**AVAILABLE RECORDS:**
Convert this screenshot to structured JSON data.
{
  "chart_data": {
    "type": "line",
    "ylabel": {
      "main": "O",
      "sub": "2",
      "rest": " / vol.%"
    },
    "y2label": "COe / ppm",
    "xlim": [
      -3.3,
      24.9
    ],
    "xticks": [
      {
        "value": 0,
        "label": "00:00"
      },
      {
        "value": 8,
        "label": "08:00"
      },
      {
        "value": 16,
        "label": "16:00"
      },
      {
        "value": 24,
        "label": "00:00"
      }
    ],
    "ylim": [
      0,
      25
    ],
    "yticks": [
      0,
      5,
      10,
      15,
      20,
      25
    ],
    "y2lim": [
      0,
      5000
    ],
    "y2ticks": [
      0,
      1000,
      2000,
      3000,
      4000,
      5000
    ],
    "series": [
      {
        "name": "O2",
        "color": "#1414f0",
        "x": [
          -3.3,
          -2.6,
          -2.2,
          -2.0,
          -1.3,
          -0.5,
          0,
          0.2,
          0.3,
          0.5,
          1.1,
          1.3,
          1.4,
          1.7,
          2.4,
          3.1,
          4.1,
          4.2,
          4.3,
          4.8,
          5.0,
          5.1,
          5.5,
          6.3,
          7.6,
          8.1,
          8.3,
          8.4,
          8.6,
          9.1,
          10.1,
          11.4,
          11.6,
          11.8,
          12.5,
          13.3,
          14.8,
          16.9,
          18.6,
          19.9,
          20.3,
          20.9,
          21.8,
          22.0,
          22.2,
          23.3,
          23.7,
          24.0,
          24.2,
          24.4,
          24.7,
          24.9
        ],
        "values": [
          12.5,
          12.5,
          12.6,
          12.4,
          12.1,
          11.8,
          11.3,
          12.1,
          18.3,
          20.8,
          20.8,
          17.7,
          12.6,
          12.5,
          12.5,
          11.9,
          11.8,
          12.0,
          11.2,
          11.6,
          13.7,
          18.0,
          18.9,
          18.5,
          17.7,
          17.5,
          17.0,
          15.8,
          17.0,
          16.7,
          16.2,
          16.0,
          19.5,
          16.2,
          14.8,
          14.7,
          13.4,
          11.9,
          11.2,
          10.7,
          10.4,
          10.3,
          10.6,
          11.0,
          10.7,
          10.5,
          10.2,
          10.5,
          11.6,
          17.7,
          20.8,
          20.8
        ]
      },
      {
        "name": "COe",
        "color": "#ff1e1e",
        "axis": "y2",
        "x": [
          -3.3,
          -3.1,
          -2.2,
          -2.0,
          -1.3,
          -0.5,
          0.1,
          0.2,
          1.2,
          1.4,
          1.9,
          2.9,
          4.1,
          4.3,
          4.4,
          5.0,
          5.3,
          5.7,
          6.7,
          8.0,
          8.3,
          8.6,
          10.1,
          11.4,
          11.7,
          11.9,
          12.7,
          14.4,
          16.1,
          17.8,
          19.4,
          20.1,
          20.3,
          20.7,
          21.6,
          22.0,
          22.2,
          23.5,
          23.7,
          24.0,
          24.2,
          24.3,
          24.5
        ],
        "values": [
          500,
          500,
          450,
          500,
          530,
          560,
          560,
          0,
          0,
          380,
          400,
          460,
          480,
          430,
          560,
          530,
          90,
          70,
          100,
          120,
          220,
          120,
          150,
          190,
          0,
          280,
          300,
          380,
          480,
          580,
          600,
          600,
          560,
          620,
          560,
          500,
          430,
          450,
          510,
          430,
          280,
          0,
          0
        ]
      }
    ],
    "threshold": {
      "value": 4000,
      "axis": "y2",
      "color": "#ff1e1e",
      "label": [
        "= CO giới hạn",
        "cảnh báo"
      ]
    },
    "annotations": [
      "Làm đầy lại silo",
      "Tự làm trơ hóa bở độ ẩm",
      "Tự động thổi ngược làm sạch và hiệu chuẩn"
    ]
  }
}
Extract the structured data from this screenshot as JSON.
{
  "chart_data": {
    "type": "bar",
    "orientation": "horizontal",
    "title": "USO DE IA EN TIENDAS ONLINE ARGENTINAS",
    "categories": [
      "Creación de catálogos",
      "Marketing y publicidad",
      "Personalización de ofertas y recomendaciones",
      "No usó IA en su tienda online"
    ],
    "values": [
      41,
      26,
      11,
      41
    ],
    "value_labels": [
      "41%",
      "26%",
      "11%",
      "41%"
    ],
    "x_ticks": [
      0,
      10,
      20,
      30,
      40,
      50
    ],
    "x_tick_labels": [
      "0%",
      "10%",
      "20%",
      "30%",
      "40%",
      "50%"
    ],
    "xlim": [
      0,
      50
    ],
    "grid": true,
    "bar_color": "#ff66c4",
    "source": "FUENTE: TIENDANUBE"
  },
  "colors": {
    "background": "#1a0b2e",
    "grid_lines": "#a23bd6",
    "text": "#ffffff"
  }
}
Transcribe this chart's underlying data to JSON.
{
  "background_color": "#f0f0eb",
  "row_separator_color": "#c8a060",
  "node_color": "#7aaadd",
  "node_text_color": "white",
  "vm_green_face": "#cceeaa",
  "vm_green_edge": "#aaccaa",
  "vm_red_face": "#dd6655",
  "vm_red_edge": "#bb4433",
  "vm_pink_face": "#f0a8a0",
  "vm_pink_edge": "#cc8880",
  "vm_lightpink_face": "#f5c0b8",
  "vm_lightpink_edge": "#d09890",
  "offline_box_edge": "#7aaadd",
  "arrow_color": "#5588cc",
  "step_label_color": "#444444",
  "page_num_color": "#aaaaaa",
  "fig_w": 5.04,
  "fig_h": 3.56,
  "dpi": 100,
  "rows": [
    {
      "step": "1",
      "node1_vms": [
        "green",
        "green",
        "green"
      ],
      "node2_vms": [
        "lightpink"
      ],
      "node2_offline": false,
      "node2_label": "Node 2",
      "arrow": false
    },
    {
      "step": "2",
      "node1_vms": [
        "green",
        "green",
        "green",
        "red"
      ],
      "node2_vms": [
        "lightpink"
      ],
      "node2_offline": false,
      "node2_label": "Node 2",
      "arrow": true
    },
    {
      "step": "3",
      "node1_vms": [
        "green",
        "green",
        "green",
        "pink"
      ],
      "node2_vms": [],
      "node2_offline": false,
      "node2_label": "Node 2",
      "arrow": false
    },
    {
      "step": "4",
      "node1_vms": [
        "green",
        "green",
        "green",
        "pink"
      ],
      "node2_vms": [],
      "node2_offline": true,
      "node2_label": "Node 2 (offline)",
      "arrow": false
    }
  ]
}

**WHAT THE TASK REQUIRES:**
Reproduce the complete data exactly as presented above.

**EXERCISE RESULT:**
Convert this screenshot to structured JSON data.
{
  "chart_data": {
    "type": "line",
    "ylabel": {
      "main": "O",
      "sub": "2",
      "rest": " / vol.%"
    },
    "y2label": "COe / ppm",
    "xlim": [
      -3.3,
      24.9
    ],
    "xticks": [
      {
        "value": 0,
        "label": "00:00"
      },
      {
        "value": 8,
        "label": "08:00"
      },
      {
        "value": 16,
        "label": "16:00"
      },
      {
        "value": 24,
        "label": "00:00"
      }
    ],
    "ylim": [
      0,
      25
    ],
    "yticks": [
      0,
      5,
      10,
      15,
      20,
      25
    ],
    "y2lim": [
      0,
      5000
    ],
    "y2ticks": [
      0,
      1000,
      2000,
      3000,
      4000,
      5000
    ],
    "series": [
      {
        "name": "O2",
        "color": "#1414f0",
        "x": [
          -3.3,
          -2.6,
          -2.2,
          -2.0,
          -1.3,
          -0.5,
          0,
          0.2,
          0.3,
          0.5,
          1.1,
          1.3,
          1.4,
          1.7,
          2.4,
          3.1,
          4.1,
          4.2,
          4.3,
          4.8,
          5.0,
          5.1,
          5.5,
          6.3,
          7.6,
          8.1,
          8.3,
          8.4,
          8.6,
          9.1,
          10.1,
          11.4,
          11.6,
          11.8,
          12.5,
          13.3,
          14.8,
          16.9,
          18.6,
          19.9,
          20.3,
          20.9,
          21.8,
          22.0,
          22.2,
          23.3,
          23.7,
          24.0,
          24.2,
          24.4,
          24.7,
          24.9
        ],
        "values": [
          12.5,
          12.5,
          12.6,
          12.4,
          12.1,
          11.8,
          11.3,
          12.1,
          18.3,
          20.8,
          20.8,
          17.7,
          12.6,
          12.5,
          12.5,
          11.9,
          11.8,
          12.0,
          11.2,
          11.6,
          13.7,
          18.0,
          18.9,
          18.5,
          17.7,
          17.5,
          17.0,
          15.8,
          17.0,
          16.7,
          16.2,
          16.0,
          19.5,
          16.2,
          14.8,
          14.7,
          13.4,
          11.9,
          11.2,
          10.7,
          10.4,
          10.3,
          10.6,
          11.0,
          10.7,
          10.5,
          10.2,
          10.5,
          11.6,
          17.7,
          20.8,
          20.8
        ]
      },
      {
        "name": "COe",
        "color": "#ff1e1e",
        "axis": "y2",
        "x": [
          -3.3,
          -3.1,
          -2.2,
          -2.0,
          -1.3,
          -0.5,
          0.1,
          0.2,
          1.2,
          1.4,
          1.9,
          2.9,
          4.1,
          4.3,
          4.4,
          5.0,
          5.3,
          5.7,
          6.7,
          8.0,
          8.3,
          8.6,
          10.1,
          11.4,
          11.7,
          11.9,
          12.7,
          14.4,
          16.1,
          17.8,
          19.4,
          20.1,
          20.3,
          20.7,
          21.6,
          22.0,
          22.2,
          23.5,
          23.7,
          24.0,
          24.2,
          24.3,
          24.5
        ],
        "values": [
          500,
          500,
          450,
          500,
          530,
          560,
          560,
          0,
          0,
          380,
          400,
          460,
          480,
          430,
          560,
          530,
          90,
          70,
          100,
          120,
          220,
          120,
          150,
          190,
          0,
          280,
          300,
          380,
          480,
          580,
          600,
          600,
          560,
          620,
          560,
          500,
          430,
          450,
          510,
          430,
          280,
          0,
          0
        ]
      }
    ],
    "threshold": {
      "value": 4000,
      "axis": "y2",
      "color": "#ff1e1e",
      "label": [
        "= CO giới hạn",
        "cảnh báo"
      ]
    },
    "annotations": [
      "Làm đầy lại silo",
      "Tự làm trơ hóa bở độ ẩm",
      "Tự động thổi ngược làm sạch và hiệu chuẩn"
    ]
  }
}
Extract the structured data from this screenshot as JSON.
{
  "chart_data": {
    "type": "bar",
    "orientation": "horizontal",
    "title": "USO DE IA EN TIENDAS ONLINE ARGENTINAS",
    "categories": [
      "Creación de catálogos",
      "Marketing y publicidad",
      "Personalización de ofertas y recomendaciones",
      "No usó IA en su tienda online"
    ],
    "values": [
      41,
      26,
      11,
      41
    ],
    "value_labels": [
      "41%",
      "26%",
      "11%",
      "41%"
    ],
    "x_ticks": [
      0,
      10,
      20,
      30,
      40,
      50
    ],
    "x_tick_labels": [
      "0%",
      "10%",
      "20%",
      "30%",
      "40%",
      "50%"
    ],
    "xlim": [
      0,
      50
    ],
    "grid": true,
    "bar_color": "#ff66c4",
    "source": "FUENTE: TIENDANUBE"
  },
  "colors": {
    "background": "#1a0b2e",
    "grid_lines": "#a23bd6",
    "text": "#ffffff"
  }
}
Transcribe this chart's underlying data to JSON.
{
  "background_color": "#f0f0eb",
  "row_separator_color": "#c8a060",
  "node_color": "#7aaadd",
  "node_text_color": "white",
  "vm_green_face": "#cceeaa",
  "vm_green_edge": "#aaccaa",
  "vm_red_face": "#dd6655",
  "vm_red_edge": "#bb4433",
  "vm_pink_face": "#f0a8a0",
  "vm_pink_edge": "#cc8880",
  "vm_lightpink_face": "#f5c0b8",
  "vm_lightpink_edge": "#d09890",
  "offline_box_edge": "#7aaadd",
  "arrow_color": "#5588cc",
  "step_label_color": "#444444",
  "page_num_color": "#aaaaaa",
  "fig_w": 5.04,
  "fig_h": 3.56,
  "dpi": 100,
  "rows": [
    {
      "step": "1",
      "node1_vms": [
        "green",
        "green",
        "green"
      ],
      "node2_vms": [
        "lightpink"
      ],
      "node2_offline": false,
      "node2_label": "Node 2",
      "arrow": false
    },
    {
      "step": "2",
      "node1_vms": [
        "green",
        "green",
        "green",
        "red"
      ],
      "node2_vms": [
        "lightpink"
      ],
      "node2_offline": false,
      "node2_label": "Node 2",
      "arrow": true
    },
    {
      "step": "3",
      "node1_vms": [
        "green",
        "green",
        "green",
        "pink"
      ],
      "node2_vms": [],
      "node2_offline": false,
      "node2_label": "Node 2",
      "arrow": false
    },
    {
      "step": "4",
      "node1_vms": [
        "green",
        "green",
        "green",
        "pink"
      ],
      "node2_vms": [],
      "node2_offline": true,
      "node2_label": "Node 2 (offline)",
      "arrow": false
    }
  ]
}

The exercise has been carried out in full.